Zu erledigende Aufgaben:
1. Überarbeite im Textauszug zu Volkskunst und Avantgarde den Abschnitt, der bei „Bei aller Exaltiertheit“ beginnt und bei „zu sein schien.“ endet. Gib ihn wieder und ersetze darin „Ursprünglichkeit“ durch „Authentizität“.
2. Beantworte anhand des Textauszugs zu Volkskunst und Avantgarde folgende Fragen:
(a) In welchem Jahr erschien das Buch von Carl Einstein erstmals?
(b) Unter welchem Titel fasste William Rubin 1985 die genannten Phänomene zusammen?
(c) Welcher Künstler eignete sich indonesische Batik-Dekore an?
3. Schreibe den Textauszug zu Volkskunst und Avantgarde im Anschluss an seinen letzten Satz weiter.

╭─ Textauszug

Bei aller Exaltiertheit der Avantgarden des 20. Jahrhunderts und der aus ihnen resultierenden „Kunstismen“ ziehen sich die Suche nach Ursprünglichkeit und die Sehnsucht nach Unmittelbarkeit wie ein roter Faden durch die Geschichte der Moderne. Ob Ernst Ludwig Kirchner, Heinrich Campendonk, Pablo Picasso, Wassily Kandinsky, Natalja Gontscharowa oder Anni und Josef Albers: Sie alle ließen sich auf der Suche nach einer neuen Formensprache nicht zuletzt von Volkskunst inspirieren. Auch wenn die Künstler der Moderne, wie Kandinsky etwa, auf der Suche nach dem großen Geistigen waren, sehnten sie sich doch nach einer Direktheit und unmittelbaren Verständlichkeit ihrer Kunst, wie sie den Werken der Folklore eingeschrieben zu sein schien.
Die Dokumentation zahlreicher Spielarten dieser Wahlverwandtschaften gehört längst zum Kanon der Kunstgeschichtsschreibung – und wird in Zeiten der notwendigen Postkolonialismus-Debatten heute neu befragt: die Begeisterung für die einst so genannte „Negerkunst“ etwa, wie sie Carl Einstein in seinem erstmals 1915 erschienenen gleichnamigen Buch präsentierte; die zahllosen Phänomene, die William Rubin noch 1985 unter dem Titel „Primitivism in Modern Art“ zusammenfassen konnte, oder der Einfluss von russischer Volkskunst und bayerischer Hinterglasmalerei auf die Werke Wassily Kandinskys und Gabriele Münters in Murnau. Diese Geschichten sind im Grunde längst bekannt, doch halten die künstlerischen Wahlverwandtschaften zwischen Folklore und Avantgarde immer wieder Überraschungen bereit. Das Kaiser Wilhelm Museum Krefeld hat sich daher erneut dem Thema gewidmet und in einem großangelegten Projekt auch seine eigene Geschichte reflektiert: So suchte schon der erste Direktor des Hauses, im Rahmen der Kunstgewerbebewegung um 1900, nach Inspirationen aus bäuerlicher Keramik für eine Überwindung des Historismus oder präsentierte die Anverwandlungen indonesischer Batik-Dekore durch den niederländisch-deutschen Jugendstil-Künstler Johan Thorn Prikker.

╰─
╭─ Bereitgestellte Datensätze

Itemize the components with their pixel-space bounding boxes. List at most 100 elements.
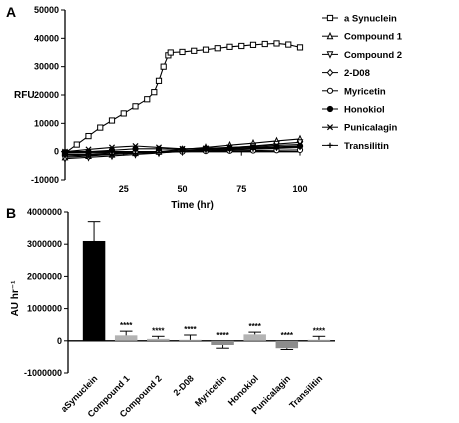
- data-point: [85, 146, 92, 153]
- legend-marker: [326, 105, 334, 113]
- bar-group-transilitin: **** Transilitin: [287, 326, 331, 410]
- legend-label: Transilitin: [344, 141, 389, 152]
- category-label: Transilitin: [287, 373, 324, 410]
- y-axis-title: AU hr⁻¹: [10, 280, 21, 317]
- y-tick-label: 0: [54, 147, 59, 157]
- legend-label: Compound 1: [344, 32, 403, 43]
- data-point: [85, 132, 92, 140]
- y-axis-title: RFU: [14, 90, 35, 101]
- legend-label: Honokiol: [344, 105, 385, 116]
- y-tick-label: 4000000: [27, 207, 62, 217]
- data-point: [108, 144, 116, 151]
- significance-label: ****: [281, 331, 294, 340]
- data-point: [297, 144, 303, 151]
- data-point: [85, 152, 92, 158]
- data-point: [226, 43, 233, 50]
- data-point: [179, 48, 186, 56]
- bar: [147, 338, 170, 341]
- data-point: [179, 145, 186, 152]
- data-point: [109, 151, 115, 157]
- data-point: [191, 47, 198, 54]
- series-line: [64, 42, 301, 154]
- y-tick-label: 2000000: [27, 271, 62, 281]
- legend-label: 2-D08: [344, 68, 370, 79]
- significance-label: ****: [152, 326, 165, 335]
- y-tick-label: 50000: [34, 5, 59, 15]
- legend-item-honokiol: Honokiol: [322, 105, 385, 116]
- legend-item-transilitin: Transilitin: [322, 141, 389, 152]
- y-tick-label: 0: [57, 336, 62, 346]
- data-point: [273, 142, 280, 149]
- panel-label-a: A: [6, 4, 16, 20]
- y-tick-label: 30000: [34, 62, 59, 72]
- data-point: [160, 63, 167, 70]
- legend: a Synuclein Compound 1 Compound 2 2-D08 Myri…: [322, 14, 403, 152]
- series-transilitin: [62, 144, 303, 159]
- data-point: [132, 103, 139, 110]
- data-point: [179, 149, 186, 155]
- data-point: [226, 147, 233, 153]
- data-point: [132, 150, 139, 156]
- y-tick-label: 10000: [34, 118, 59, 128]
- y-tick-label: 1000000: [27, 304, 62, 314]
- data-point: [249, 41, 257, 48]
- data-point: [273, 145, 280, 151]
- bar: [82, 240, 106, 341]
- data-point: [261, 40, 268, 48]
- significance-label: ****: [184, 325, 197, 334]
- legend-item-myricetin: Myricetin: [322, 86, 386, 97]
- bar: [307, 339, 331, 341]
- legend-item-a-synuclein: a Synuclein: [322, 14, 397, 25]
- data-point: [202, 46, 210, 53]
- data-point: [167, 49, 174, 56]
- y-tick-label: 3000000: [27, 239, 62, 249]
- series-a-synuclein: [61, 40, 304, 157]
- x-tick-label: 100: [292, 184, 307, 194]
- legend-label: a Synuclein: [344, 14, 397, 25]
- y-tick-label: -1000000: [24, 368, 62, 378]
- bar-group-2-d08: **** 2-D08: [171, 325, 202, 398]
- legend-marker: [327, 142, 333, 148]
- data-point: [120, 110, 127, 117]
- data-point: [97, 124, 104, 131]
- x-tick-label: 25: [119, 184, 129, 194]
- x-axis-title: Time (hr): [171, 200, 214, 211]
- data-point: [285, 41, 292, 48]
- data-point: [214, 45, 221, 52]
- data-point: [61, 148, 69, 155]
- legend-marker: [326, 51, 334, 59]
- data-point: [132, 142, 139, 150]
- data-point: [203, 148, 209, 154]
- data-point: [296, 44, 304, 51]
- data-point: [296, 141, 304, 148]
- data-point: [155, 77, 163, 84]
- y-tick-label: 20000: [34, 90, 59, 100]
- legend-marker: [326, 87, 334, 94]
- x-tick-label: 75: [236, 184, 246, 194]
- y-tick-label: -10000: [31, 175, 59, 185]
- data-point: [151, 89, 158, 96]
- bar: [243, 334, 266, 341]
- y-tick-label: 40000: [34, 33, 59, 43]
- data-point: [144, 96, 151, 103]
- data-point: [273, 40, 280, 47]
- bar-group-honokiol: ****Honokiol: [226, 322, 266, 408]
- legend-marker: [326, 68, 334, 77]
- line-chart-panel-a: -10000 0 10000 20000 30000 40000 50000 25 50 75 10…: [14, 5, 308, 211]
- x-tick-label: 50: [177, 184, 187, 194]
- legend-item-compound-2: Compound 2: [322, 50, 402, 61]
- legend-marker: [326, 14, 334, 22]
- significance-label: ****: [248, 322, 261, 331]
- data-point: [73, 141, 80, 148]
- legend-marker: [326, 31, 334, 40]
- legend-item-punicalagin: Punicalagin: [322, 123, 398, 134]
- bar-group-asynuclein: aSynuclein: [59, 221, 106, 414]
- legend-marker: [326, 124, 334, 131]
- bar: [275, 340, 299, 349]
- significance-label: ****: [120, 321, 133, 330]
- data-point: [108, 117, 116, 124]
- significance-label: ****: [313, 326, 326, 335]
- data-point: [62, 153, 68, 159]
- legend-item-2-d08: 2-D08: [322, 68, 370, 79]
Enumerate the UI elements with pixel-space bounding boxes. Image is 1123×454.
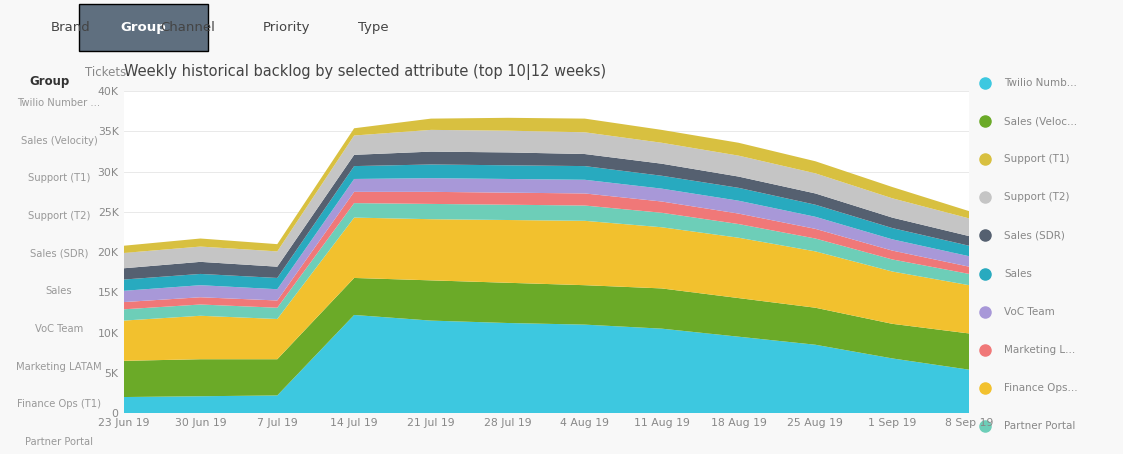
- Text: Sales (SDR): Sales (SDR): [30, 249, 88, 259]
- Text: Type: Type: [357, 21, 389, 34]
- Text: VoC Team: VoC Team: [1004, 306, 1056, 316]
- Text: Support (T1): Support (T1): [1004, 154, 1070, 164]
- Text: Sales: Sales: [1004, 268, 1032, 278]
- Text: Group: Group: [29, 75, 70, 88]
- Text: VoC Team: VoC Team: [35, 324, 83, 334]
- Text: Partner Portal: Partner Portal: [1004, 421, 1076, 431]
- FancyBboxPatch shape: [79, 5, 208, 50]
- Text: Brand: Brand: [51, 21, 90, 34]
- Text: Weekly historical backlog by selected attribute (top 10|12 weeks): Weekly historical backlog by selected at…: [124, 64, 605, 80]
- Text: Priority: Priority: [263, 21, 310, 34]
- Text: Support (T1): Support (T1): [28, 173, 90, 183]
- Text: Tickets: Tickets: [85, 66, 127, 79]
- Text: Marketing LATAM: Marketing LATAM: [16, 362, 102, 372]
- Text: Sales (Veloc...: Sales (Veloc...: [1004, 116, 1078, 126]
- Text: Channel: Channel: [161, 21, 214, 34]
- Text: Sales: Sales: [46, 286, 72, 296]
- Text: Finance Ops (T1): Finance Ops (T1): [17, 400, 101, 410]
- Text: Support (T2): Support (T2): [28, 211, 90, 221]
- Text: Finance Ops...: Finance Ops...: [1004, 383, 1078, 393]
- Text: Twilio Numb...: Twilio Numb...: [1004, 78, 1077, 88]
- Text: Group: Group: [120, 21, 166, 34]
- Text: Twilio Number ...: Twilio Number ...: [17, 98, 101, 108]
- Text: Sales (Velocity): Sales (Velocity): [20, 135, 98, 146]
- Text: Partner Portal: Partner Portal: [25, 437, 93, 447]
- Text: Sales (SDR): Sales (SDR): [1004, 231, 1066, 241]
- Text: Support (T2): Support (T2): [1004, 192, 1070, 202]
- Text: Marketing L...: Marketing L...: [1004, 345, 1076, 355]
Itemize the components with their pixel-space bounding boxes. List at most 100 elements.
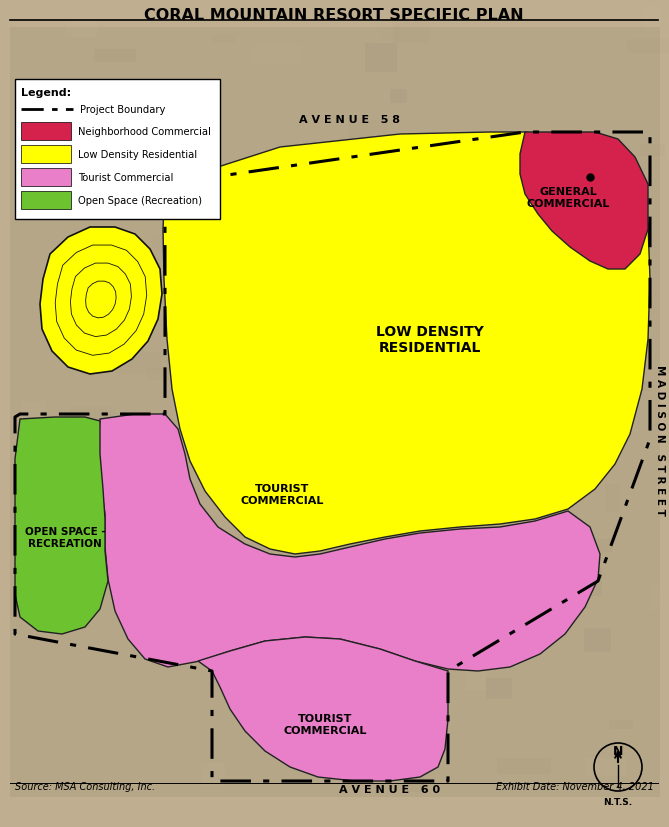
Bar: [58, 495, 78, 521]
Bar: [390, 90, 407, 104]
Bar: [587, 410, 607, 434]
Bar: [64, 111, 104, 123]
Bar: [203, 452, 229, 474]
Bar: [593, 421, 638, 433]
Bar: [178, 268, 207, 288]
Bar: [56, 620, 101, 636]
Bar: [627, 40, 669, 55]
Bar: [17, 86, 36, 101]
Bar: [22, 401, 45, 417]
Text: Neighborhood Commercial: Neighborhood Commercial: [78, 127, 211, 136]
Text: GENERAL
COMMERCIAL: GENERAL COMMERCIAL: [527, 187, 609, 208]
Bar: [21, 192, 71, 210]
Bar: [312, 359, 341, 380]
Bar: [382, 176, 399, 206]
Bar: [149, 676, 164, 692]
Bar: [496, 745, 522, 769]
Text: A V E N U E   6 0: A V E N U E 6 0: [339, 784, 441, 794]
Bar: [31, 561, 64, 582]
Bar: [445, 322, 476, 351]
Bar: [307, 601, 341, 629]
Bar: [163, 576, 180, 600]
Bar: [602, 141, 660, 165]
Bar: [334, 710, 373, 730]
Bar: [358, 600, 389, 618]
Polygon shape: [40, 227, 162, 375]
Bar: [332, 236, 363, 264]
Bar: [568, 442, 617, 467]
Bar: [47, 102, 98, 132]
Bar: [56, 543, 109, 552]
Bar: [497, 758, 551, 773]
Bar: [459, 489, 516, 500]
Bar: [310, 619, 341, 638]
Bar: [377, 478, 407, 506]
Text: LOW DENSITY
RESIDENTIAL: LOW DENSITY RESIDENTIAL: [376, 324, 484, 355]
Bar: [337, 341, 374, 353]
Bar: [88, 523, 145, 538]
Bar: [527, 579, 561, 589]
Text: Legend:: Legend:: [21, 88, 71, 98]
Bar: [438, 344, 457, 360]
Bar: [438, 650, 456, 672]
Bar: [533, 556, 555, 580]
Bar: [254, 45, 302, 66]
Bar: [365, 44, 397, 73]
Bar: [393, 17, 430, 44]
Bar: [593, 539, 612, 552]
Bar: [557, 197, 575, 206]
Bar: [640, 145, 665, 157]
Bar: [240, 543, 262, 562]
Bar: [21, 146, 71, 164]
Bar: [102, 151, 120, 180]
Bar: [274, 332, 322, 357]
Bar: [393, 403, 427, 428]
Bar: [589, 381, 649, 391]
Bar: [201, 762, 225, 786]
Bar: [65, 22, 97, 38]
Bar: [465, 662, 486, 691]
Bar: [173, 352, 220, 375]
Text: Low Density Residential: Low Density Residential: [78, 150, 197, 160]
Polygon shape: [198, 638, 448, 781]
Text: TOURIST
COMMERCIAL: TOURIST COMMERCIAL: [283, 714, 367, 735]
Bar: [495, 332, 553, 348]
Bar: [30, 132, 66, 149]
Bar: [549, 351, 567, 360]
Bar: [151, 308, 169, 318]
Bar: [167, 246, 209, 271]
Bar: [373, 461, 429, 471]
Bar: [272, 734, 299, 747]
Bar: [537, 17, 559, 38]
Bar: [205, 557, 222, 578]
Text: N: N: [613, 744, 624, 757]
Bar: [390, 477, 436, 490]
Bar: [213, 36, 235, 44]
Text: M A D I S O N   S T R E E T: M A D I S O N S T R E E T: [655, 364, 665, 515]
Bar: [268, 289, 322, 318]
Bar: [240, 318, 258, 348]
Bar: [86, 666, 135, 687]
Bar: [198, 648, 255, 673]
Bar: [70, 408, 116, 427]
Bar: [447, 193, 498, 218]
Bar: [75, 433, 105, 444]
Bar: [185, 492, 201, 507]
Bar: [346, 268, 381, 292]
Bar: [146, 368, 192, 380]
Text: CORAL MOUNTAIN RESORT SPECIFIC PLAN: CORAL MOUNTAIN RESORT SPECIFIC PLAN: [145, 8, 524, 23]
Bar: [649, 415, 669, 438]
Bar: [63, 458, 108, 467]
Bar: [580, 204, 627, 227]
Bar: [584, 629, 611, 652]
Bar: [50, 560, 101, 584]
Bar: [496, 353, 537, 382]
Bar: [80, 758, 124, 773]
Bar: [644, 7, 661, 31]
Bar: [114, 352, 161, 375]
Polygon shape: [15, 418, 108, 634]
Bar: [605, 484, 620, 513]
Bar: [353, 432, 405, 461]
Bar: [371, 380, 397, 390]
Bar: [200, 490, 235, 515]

╰─

Ergebnisse:
1.
Bei aller Exaltiertheit der Avantgarden des 20. Jahrhunderts und der aus ihnen resultierenden „Kunstismen“ ziehen sich die Suche nach Authentizität und die Sehnsucht nach Unmittelbarkeit wie ein roter Faden durch die Geschichte der Moderne. Ob Ernst Ludwig Kirchner, Heinrich Campendonk, Pablo Picasso, Wassily Kandinsky, Natalja Gontscharowa oder Anni und Josef Albers: Sie alle ließen sich auf der Suche nach einer neuen Formensprache nicht zuletzt von Volkskunst inspirieren. Auch wenn die Künstler der Moderne, wie Kandinsky etwa, auf der Suche nach dem großen Geistigen waren, sehnten sie sich doch nach einer Direktheit und unmittelbaren Verständlichkeit ihrer Kunst, wie sie den Werken der Folklore eingeschrieben zu sein schien.

2.
(a) 1915
(b) „Primitivism in Modern Art“
(c) Der niederländisch-deutsche Jugendstil-Künstler Johan Thorn Prikker

3.
Auch sein Nachfolger Max Creutz zeigte Kunst und Kultur des Niederrheins oder historische Back- und Kuchenformen eben nicht unter völkisch-nationalistischen Vorzeichen, sondern als Inspiration und Rückbesinnung auf eine folkloristische Ausdruckskunst, die nicht von Nostalgie und Volkskunst-Kitsch verbildet war. Vor diesem Hintergrund bildeten Ausstellungen niederrheinischen Kunstgewerbes oder von Masken aus Papua-Neuguinea um 1930 keinen Widerspruch, sondern zeigen, dass die Suche nach neuen Inspirationsquellen längst von den Künstlerateliers auf die Ausstellungspraxis der für die Moderne aufgeschlossenen Museen übergesprungen war.
Auch wenn etliche der präsentierten Beispiele bereits bekannt sind, gehört der neue Band „Folklore & Avantgarde“, herausgegeben von der derzeitigen Direktorin der Krefelder Museen Katia Baudin und ihrem Team, zu den anregendsten Neuerscheinungen des Jahres 2020. Dies gelingt der Publikation nicht zuletzt dadurch, dass sie geschickt den Blick weitet und den Horizont erweitert: von der Begeisterung für die „Negerplastik“ im Expressionismus bis hin zur Folk Art-Bewegung in den USA während der Zeit des New Deal; oder von Murnau, wo Kandinsky und Münter Hinterglasbilder sammelten bis an den Niederrhein, wo schon 1906 javanische Schattenspielfiguren im Kaiser Wilhelm Museum ausgestellt wurden.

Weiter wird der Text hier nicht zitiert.